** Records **
— Start —

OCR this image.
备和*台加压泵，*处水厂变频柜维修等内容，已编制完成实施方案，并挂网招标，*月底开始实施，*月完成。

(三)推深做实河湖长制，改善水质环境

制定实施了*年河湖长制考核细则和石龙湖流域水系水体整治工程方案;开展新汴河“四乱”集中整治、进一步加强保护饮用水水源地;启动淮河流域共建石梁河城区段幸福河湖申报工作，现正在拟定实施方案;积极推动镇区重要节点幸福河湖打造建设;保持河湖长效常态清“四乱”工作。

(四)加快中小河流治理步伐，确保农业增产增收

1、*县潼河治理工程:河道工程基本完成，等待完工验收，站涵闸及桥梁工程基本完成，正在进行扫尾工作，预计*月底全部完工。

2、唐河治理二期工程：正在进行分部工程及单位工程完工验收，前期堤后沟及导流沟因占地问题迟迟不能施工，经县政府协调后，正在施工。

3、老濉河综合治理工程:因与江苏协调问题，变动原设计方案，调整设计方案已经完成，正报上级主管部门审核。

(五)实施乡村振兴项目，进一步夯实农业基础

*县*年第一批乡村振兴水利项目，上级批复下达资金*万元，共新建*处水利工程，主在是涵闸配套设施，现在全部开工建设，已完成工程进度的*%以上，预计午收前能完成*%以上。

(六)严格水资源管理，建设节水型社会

— End —

** WHAT IS EXPECTED **
Please repeat the listing exactly, with nothing left out.

** EXERCISE RESULT **
OCR this image.
备和*台加压泵，*处水厂变频柜维修等内容，已编制完成实施方案，并挂网招标，*月底开始实施，*月完成。

(三)推深做实河湖长制，改善水质环境

制定实施了*年河湖长制考核细则和石龙湖流域水系水体整治工程方案;开展新汴河“四乱”集中整治、进一步加强保护饮用水水源地;启动淮河流域共建石梁河城区段幸福河湖申报工作，现正在拟定实施方案;积极推动镇区重要节点幸福河湖打造建设;保持河湖长效常态清“四乱”工作。

(四)加快中小河流治理步伐，确保农业增产增收

1、*县潼河治理工程:河道工程基本完成，等待完工验收，站涵闸及桥梁工程基本完成，正在进行扫尾工作，预计*月底全部完工。

2、唐河治理二期工程：正在进行分部工程及单位工程完工验收，前期堤后沟及导流沟因占地问题迟迟不能施工，经县政府协调后，正在施工。

3、老濉河综合治理工程:因与江苏协调问题，变动原设计方案，调整设计方案已经完成，正报上级主管部门审核。

(五)实施乡村振兴项目，进一步夯实农业基础

*县*年第一批乡村振兴水利项目，上级批复下达资金*万元，共新建*处水利工程，主在是涵闸配套设施，现在全部开工建设，已完成工程进度的*%以上，预计午收前能完成*%以上。

(六)严格水资源管理，建设节水型社会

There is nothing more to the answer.